Determine the number of lines in the data that include the word "items", and write only that number.

======== RECORDS FOR THE EXERCISE ========

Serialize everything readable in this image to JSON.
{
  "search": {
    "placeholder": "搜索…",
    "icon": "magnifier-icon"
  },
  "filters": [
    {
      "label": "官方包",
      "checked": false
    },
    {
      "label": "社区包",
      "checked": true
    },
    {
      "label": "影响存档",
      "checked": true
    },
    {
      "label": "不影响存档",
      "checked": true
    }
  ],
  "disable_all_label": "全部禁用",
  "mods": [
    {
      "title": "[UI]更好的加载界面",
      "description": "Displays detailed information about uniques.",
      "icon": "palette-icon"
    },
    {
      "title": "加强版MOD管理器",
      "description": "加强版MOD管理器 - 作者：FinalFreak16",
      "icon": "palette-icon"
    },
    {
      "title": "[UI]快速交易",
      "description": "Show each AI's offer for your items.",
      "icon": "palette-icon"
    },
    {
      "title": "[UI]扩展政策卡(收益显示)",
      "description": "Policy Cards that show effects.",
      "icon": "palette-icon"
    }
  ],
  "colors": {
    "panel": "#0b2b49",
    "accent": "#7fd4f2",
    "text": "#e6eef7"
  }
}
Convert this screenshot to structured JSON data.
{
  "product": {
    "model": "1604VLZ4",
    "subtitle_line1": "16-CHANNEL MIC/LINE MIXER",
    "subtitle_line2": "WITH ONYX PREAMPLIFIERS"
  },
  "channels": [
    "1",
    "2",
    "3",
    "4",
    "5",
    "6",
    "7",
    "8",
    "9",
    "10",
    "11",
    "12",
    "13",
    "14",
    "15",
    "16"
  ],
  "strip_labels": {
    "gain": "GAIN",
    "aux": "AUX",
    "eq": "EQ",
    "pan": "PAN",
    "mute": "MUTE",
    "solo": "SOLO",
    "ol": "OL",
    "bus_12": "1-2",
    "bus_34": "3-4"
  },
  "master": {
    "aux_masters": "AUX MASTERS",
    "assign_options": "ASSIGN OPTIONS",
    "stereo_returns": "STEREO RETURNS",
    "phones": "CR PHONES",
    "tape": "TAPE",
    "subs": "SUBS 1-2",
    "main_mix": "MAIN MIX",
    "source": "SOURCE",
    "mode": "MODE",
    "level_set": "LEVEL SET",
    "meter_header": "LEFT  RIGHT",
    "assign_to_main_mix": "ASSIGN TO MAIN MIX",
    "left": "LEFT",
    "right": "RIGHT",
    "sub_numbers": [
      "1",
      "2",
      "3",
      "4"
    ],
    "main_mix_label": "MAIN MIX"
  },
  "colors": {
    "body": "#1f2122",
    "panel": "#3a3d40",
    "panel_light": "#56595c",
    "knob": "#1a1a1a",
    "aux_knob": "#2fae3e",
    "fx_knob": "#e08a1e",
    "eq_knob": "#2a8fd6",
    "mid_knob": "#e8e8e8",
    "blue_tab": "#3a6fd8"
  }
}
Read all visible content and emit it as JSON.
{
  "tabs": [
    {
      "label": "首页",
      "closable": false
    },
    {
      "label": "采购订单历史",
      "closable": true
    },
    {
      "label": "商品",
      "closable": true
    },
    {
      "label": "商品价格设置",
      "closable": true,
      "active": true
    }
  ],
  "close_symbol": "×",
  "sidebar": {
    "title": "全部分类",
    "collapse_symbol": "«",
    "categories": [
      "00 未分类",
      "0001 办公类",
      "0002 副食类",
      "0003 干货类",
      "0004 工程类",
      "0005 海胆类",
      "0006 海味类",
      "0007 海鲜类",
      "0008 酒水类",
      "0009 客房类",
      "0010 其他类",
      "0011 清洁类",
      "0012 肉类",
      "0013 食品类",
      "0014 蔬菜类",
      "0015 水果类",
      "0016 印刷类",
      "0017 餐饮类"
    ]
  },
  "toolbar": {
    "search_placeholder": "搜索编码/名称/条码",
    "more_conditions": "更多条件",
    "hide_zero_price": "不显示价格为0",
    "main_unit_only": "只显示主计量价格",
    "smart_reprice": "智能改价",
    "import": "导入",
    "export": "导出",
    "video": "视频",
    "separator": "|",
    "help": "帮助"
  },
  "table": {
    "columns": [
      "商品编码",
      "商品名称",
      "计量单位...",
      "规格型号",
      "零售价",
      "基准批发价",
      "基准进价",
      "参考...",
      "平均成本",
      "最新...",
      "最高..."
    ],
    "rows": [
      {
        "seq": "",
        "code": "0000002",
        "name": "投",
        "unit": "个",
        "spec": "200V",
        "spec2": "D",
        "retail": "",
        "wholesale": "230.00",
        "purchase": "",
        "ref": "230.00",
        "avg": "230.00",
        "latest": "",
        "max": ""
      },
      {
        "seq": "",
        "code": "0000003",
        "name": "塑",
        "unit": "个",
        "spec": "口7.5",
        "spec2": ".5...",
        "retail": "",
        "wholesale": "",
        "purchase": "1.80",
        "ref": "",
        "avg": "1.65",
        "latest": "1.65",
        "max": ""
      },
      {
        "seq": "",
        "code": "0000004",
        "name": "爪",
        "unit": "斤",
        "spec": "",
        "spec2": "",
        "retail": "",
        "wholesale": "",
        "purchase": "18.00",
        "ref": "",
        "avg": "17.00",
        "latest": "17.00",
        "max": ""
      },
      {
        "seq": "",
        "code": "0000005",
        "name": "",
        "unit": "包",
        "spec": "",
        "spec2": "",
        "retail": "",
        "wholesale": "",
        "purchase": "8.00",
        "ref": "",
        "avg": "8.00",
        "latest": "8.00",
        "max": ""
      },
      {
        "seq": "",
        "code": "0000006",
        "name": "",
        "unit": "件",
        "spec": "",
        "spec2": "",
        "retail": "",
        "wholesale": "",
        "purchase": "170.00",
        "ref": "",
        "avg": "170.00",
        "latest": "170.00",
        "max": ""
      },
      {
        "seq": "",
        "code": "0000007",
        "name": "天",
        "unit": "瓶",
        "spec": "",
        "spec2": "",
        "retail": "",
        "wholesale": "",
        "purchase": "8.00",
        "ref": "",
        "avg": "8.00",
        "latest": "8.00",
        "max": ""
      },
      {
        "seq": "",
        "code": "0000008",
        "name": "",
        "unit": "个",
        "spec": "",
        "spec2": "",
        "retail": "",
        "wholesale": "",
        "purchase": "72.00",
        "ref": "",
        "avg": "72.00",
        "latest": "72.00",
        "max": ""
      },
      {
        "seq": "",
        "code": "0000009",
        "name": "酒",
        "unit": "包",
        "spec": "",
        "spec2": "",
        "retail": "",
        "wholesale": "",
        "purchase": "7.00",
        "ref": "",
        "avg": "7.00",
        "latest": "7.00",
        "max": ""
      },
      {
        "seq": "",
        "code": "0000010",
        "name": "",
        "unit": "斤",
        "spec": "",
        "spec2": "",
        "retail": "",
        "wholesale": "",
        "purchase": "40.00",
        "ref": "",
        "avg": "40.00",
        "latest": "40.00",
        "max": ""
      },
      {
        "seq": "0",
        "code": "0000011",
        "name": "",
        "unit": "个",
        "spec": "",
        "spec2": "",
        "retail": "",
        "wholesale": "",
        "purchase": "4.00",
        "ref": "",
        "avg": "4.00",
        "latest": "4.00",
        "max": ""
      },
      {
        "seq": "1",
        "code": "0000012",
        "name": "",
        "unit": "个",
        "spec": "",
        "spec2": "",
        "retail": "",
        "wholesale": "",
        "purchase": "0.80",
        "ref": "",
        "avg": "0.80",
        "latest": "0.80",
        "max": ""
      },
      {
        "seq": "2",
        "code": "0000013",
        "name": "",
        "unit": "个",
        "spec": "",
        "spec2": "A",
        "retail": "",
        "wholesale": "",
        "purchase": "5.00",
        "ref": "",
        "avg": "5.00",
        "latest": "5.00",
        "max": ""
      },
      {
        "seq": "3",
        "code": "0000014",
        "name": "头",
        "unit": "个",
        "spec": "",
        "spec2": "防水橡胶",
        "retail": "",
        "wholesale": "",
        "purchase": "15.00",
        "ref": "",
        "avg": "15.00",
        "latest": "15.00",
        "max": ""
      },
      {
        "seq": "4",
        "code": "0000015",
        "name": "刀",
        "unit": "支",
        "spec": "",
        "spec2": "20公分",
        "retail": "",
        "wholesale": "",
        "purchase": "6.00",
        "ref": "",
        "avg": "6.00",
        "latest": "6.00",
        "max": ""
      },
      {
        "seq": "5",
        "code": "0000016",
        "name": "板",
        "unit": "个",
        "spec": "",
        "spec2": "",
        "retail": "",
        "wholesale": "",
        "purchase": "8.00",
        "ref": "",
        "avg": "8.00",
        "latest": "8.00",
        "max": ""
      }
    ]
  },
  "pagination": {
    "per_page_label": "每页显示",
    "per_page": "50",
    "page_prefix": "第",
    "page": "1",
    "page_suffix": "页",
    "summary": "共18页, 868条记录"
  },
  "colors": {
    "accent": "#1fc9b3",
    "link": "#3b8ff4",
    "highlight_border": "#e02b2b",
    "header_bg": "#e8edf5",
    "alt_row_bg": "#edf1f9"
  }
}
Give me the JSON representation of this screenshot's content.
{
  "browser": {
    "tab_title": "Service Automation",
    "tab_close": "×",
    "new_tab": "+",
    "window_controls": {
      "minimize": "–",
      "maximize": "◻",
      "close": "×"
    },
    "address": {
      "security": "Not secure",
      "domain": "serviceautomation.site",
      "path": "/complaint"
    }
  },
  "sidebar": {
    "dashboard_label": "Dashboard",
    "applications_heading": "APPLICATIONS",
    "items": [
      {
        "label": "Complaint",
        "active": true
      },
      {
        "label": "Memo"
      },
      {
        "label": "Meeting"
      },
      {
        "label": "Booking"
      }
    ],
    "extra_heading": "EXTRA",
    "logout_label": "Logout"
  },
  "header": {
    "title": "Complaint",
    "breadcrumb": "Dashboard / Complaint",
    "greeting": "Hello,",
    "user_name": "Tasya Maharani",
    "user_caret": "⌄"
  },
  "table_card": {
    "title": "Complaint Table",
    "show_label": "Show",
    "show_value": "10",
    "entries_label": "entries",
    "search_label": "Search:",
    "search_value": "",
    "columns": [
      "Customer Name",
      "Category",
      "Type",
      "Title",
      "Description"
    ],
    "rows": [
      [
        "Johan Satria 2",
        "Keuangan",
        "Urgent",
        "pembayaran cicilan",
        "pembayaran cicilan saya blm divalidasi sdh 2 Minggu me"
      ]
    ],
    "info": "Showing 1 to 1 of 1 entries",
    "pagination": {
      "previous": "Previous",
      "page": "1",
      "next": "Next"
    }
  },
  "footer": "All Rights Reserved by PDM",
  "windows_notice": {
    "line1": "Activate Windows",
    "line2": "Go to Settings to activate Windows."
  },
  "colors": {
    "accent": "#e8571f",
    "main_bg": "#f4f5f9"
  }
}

========

**RESULT FOR THIS EXERCISE**
2